## START

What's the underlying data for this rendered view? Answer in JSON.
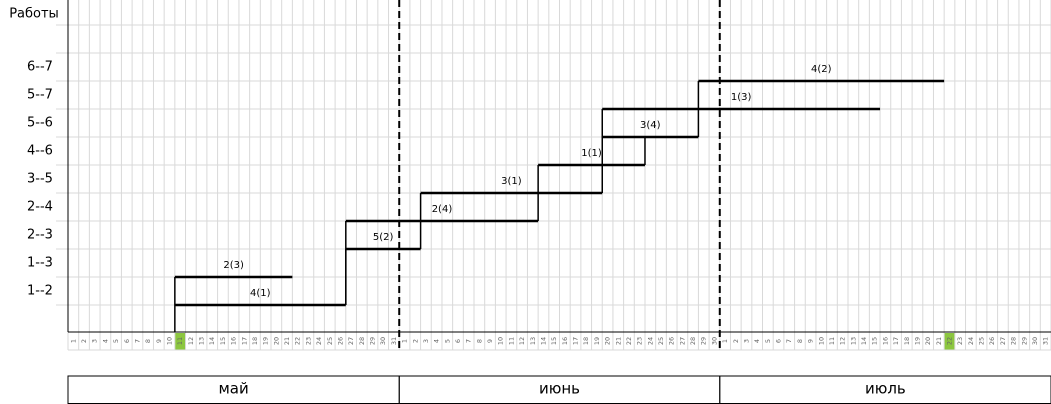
{
  "chart_data": {
    "type": "gantt",
    "y_axis_title": "Работы",
    "rows": [
      "6--7",
      "5--7",
      "5--6",
      "4--6",
      "3--5",
      "2--4",
      "2--3",
      "1--3",
      "1--2"
    ],
    "tasks": [
      {
        "row": "1--2",
        "label": "4(1)",
        "start": 11,
        "end": 27
      },
      {
        "row": "1--3",
        "label": "2(3)",
        "start": 11,
        "end": 22
      },
      {
        "row": "2--3",
        "label": "5(2)",
        "start": 27,
        "end": 34
      },
      {
        "row": "2--4",
        "label": "2(4)",
        "start": 27,
        "end": 45
      },
      {
        "row": "3--5",
        "label": "3(1)",
        "start": 34,
        "end": 51
      },
      {
        "row": "4--6",
        "label": "1(1)",
        "start": 45,
        "end": 55
      },
      {
        "row": "5--6",
        "label": "3(4)",
        "start": 51,
        "end": 60
      },
      {
        "row": "5--7",
        "label": "1(3)",
        "start": 51,
        "end": 77
      },
      {
        "row": "6--7",
        "label": "4(2)",
        "start": 60,
        "end": 83
      }
    ],
    "highlighted_days": [
      11,
      83
    ],
    "months": [
      {
        "name": "май",
        "days": [
          1,
          2,
          3,
          4,
          5,
          6,
          7,
          8,
          9,
          10,
          11,
          12,
          13,
          14,
          15,
          16,
          17,
          18,
          19,
          20,
          21,
          22,
          23,
          24,
          25,
          26,
          27,
          28,
          29,
          30,
          31
        ]
      },
      {
        "name": "июнь",
        "days": [
          1,
          2,
          3,
          4,
          5,
          6,
          7,
          8,
          9,
          10,
          11,
          12,
          13,
          14,
          15,
          16,
          17,
          18,
          19,
          20,
          21,
          22,
          23,
          24,
          25,
          26,
          27,
          28,
          29,
          30
        ]
      },
      {
        "name": "июль",
        "days": [
          1,
          2,
          3,
          4,
          5,
          6,
          7,
          8,
          9,
          10,
          11,
          12,
          13,
          14,
          15,
          16,
          17,
          18,
          19,
          20,
          21,
          22,
          23,
          24,
          25,
          26,
          27,
          28,
          29,
          30,
          31
        ]
      }
    ]
  }
}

## END

Written request: Extract the full listing above verbatim; pictures are to be left out of the copy.

Written answer:
What's the underlying data for this rendered view? Answer in JSON.
{
  "chart_data": {
    "type": "gantt",
    "y_axis_title": "Работы",
    "rows": [
      "6--7",
      "5--7",
      "5--6",
      "4--6",
      "3--5",
      "2--4",
      "2--3",
      "1--3",
      "1--2"
    ],
    "tasks": [
      {
        "row": "1--2",
        "label": "4(1)",
        "start": 11,
        "end": 27
      },
      {
        "row": "1--3",
        "label": "2(3)",
        "start": 11,
        "end": 22
      },
      {
        "row": "2--3",
        "label": "5(2)",
        "start": 27,
        "end": 34
      },
      {
        "row": "2--4",
        "label": "2(4)",
        "start": 27,
        "end": 45
      },
      {
        "row": "3--5",
        "label": "3(1)",
        "start": 34,
        "end": 51
      },
      {
        "row": "4--6",
        "label": "1(1)",
        "start": 45,
        "end": 55
      },
      {
        "row": "5--6",
        "label": "3(4)",
        "start": 51,
        "end": 60
      },
      {
        "row": "5--7",
        "label": "1(3)",
        "start": 51,
        "end": 77
      },
      {
        "row": "6--7",
        "label": "4(2)",
        "start": 60,
        "end": 83
      }
    ],
    "highlighted_days": [
      11,
      83
    ],
    "months": [
      {
        "name": "май",
        "days": [
          1,
          2,
          3,
          4,
          5,
          6,
          7,
          8,
          9,
          10,
          11,
          12,
          13,
          14,
          15,
          16,
          17,
          18,
          19,
          20,
          21,
          22,
          23,
          24,
          25,
          26,
          27,
          28,
          29,
          30,
          31
        ]
      },
      {
        "name": "июнь",
        "days": [
          1,
          2,
          3,
          4,
          5,
          6,
          7,
          8,
          9,
          10,
          11,
          12,
          13,
          14,
          15,
          16,
          17,
          18,
          19,
          20,
          21,
          22,
          23,
          24,
          25,
          26,
          27,
          28,
          29,
          30
        ]
      },
      {
        "name": "июль",
        "days": [
          1,
          2,
          3,
          4,
          5,
          6,
          7,
          8,
          9,
          10,
          11,
          12,
          13,
          14,
          15,
          16,
          17,
          18,
          19,
          20,
          21,
          22,
          23,
          24,
          25,
          26,
          27,
          28,
          29,
          30,
          31
        ]
      }
    ]
  }
}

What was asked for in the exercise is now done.